§ **Aim**:
The records below must be written out exactly, with every picture left behind.
________________________
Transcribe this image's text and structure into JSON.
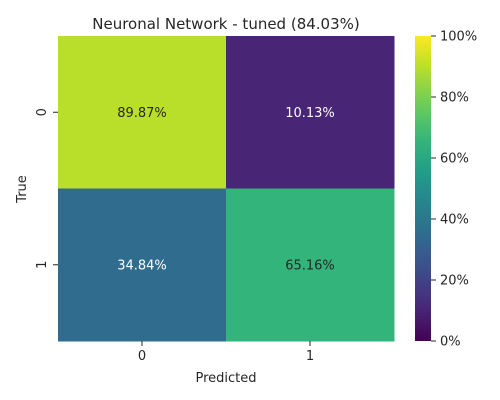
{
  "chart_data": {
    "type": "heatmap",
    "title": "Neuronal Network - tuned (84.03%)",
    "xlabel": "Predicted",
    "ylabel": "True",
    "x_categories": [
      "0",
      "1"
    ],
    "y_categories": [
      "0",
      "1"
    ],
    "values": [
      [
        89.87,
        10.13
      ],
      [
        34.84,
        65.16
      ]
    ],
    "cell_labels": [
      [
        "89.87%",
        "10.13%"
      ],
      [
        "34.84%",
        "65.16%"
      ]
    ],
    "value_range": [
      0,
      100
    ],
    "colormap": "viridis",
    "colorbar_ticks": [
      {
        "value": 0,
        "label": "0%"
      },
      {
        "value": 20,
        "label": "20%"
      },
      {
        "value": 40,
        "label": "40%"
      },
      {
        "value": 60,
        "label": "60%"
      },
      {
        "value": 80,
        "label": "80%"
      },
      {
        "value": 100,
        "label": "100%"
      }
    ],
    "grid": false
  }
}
________________________
§ **Final result**:
Transcribe this image's text and structure into JSON.
{
  "chart_data": {
    "type": "heatmap",
    "title": "Neuronal Network - tuned (84.03%)",
    "xlabel": "Predicted",
    "ylabel": "True",
    "x_categories": [
      "0",
      "1"
    ],
    "y_categories": [
      "0",
      "1"
    ],
    "values": [
      [
        89.87,
        10.13
      ],
      [
        34.84,
        65.16
      ]
    ],
    "cell_labels": [
      [
        "89.87%",
        "10.13%"
      ],
      [
        "34.84%",
        "65.16%"
      ]
    ],
    "value_range": [
      0,
      100
    ],
    "colormap": "viridis",
    "colorbar_ticks": [
      {
        "value": 0,
        "label": "0%"
      },
      {
        "value": 20,
        "label": "20%"
      },
      {
        "value": 40,
        "label": "40%"
      },
      {
        "value": 60,
        "label": "60%"
      },
      {
        "value": 80,
        "label": "80%"
      },
      {
        "value": 100,
        "label": "100%"
      }
    ],
    "grid": false
  }
}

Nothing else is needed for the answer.